- Objective -
Isolate every line in the records below with "elapsed" in it.

(Stored data)
-=-=-

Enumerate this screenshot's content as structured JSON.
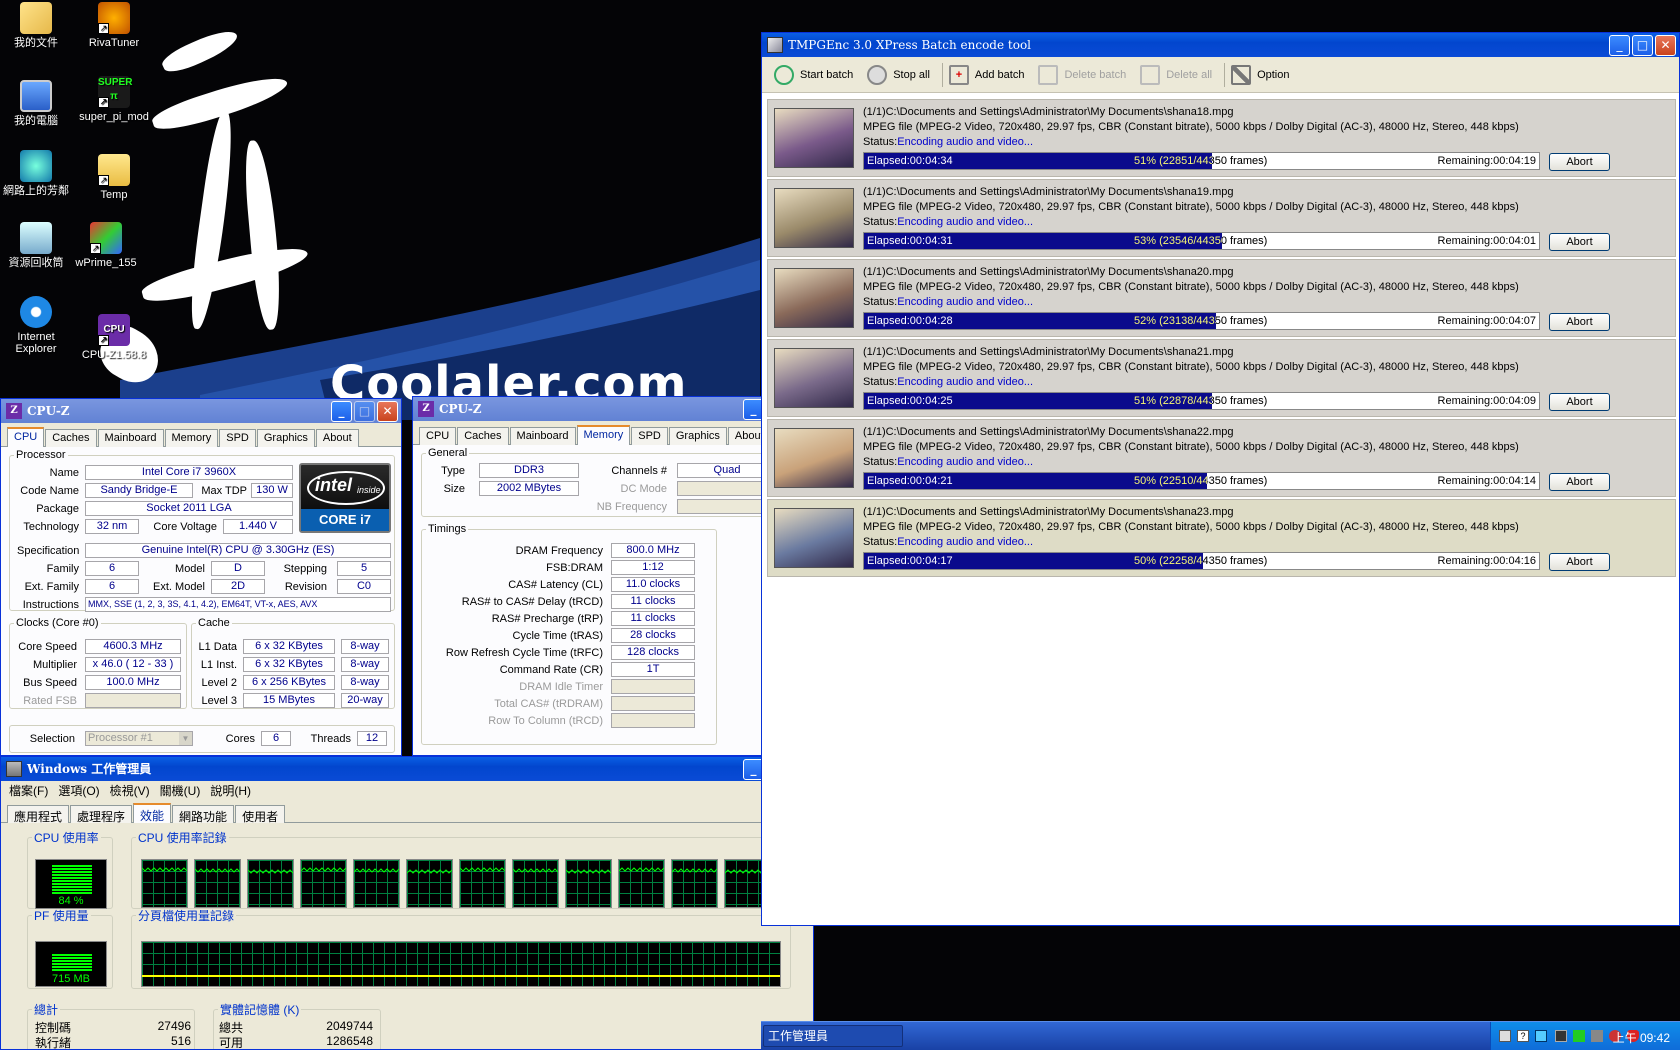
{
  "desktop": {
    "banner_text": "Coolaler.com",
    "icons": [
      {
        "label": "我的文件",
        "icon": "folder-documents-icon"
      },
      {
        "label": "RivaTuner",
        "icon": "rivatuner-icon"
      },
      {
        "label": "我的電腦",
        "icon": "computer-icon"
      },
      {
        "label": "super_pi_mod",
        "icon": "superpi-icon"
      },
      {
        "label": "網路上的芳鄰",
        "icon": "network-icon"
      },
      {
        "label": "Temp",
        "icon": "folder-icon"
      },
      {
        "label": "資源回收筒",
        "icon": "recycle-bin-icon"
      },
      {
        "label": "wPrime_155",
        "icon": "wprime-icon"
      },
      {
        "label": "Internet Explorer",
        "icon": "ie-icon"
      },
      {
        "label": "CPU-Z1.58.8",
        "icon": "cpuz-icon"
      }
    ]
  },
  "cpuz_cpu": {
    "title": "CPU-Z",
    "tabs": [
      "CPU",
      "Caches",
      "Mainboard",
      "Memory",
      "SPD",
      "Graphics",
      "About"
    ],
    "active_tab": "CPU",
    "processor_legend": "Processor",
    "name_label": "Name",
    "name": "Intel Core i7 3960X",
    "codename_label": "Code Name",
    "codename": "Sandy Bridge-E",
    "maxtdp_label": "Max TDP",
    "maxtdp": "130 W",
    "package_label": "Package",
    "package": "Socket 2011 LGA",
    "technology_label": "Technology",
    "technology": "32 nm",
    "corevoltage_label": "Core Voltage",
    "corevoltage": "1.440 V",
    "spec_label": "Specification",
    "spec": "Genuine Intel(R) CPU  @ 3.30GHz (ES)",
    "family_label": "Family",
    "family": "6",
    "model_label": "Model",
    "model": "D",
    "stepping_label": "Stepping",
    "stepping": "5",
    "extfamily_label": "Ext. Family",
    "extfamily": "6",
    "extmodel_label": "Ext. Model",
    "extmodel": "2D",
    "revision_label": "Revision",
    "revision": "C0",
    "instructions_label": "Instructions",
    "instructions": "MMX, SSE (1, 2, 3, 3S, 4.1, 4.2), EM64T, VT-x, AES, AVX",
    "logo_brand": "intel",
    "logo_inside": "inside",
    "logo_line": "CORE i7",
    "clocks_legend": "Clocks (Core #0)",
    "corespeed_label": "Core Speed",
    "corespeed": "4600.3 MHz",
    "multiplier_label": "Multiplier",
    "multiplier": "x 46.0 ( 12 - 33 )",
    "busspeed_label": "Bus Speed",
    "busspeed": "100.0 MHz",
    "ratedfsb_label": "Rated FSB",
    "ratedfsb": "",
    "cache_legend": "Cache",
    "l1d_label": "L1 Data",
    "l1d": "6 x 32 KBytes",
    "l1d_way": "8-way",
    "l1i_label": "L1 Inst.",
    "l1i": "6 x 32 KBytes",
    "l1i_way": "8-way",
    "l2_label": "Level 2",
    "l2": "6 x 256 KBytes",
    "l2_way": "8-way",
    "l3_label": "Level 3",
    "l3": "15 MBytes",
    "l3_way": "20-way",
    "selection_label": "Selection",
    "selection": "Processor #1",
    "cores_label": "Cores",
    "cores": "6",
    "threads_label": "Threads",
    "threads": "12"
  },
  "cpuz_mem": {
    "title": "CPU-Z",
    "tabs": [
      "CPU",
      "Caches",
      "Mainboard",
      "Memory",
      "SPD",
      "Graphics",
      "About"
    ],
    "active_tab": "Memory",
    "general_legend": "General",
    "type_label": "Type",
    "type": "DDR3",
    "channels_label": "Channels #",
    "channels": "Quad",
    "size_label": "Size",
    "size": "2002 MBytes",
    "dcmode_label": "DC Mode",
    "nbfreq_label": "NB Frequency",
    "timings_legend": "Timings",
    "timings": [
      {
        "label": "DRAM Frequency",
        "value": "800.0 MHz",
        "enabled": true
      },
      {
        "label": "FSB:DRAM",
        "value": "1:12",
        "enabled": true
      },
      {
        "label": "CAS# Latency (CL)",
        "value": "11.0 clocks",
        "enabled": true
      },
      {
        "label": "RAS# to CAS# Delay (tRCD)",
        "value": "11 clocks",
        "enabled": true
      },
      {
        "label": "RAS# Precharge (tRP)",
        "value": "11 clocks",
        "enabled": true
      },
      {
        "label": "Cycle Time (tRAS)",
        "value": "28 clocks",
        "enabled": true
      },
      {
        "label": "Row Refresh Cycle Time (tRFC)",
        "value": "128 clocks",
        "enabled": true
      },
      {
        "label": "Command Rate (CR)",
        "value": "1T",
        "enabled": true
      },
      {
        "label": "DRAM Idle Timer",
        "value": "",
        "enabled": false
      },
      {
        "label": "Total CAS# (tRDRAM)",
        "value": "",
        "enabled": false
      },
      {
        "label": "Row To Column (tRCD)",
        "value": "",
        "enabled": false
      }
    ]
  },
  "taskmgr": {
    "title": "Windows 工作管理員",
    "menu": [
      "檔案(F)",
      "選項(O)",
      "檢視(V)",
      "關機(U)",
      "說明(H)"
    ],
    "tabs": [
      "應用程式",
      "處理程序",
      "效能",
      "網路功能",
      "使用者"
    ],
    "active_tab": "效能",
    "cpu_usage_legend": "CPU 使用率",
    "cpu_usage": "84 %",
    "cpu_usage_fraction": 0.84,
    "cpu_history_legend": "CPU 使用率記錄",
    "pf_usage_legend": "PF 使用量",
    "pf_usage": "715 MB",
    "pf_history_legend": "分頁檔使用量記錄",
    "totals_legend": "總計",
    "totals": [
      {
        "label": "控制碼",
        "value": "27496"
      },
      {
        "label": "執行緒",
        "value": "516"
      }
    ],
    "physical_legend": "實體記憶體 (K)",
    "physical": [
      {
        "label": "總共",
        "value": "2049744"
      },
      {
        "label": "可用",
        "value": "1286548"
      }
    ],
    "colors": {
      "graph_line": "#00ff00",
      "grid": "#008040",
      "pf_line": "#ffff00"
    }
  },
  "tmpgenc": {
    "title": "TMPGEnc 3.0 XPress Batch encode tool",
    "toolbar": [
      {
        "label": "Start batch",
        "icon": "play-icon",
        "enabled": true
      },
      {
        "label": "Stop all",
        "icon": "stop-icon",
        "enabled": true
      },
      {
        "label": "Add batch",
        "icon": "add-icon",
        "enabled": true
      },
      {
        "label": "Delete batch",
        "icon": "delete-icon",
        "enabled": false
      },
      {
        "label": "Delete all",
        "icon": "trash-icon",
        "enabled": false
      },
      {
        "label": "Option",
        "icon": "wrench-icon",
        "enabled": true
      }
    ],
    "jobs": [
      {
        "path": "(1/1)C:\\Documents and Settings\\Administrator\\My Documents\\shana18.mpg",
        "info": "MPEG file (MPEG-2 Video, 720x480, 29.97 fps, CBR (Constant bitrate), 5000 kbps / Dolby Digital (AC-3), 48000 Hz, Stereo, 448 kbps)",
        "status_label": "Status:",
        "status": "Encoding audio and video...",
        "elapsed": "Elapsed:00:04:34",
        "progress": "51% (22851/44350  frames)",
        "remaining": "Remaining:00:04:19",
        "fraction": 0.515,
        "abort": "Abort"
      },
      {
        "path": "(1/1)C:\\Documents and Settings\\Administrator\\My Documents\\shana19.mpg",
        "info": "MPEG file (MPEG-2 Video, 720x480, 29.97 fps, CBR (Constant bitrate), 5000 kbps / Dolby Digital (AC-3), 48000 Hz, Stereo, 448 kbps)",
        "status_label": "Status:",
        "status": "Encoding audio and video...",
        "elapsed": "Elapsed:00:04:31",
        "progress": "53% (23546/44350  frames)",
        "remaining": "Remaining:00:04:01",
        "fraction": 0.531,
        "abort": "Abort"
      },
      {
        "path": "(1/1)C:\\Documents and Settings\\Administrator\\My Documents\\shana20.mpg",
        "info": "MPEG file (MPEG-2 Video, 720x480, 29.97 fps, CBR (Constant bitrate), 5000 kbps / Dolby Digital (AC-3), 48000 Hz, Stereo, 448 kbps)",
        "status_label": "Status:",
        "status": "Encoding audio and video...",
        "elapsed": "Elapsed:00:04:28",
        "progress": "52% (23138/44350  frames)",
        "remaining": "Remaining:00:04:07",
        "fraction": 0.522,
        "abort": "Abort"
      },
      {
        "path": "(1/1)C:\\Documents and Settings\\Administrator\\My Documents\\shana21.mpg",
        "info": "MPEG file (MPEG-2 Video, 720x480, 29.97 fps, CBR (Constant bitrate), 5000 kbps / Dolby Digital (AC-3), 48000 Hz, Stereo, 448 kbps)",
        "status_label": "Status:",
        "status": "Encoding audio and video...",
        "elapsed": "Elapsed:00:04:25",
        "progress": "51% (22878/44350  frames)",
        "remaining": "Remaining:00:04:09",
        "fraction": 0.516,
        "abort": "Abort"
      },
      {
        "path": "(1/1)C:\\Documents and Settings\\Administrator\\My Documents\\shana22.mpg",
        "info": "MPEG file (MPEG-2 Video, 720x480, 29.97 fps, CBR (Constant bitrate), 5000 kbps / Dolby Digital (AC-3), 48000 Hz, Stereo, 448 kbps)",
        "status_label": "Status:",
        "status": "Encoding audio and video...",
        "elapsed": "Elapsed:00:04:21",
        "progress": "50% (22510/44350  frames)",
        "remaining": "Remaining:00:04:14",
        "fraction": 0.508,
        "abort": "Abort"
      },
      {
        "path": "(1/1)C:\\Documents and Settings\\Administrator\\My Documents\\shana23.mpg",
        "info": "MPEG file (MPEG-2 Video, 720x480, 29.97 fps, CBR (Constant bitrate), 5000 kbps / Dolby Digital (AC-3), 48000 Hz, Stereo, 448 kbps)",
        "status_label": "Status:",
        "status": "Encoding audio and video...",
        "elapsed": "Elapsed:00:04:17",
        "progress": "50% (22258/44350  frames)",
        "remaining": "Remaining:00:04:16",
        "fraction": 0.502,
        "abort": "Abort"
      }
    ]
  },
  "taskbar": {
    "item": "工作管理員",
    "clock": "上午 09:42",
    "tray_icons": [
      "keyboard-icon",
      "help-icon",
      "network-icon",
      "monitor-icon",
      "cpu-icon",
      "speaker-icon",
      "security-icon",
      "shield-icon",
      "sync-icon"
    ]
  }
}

-=-=-

- Task answer -
        "elapsed": "Elapsed:00:04:34",
        "elapsed": "Elapsed:00:04:31",
        "elapsed": "Elapsed:00:04:28",
        "elapsed": "Elapsed:00:04:25",
        "elapsed": "Elapsed:00:04:21",
        "elapsed": "Elapsed:00:04:17",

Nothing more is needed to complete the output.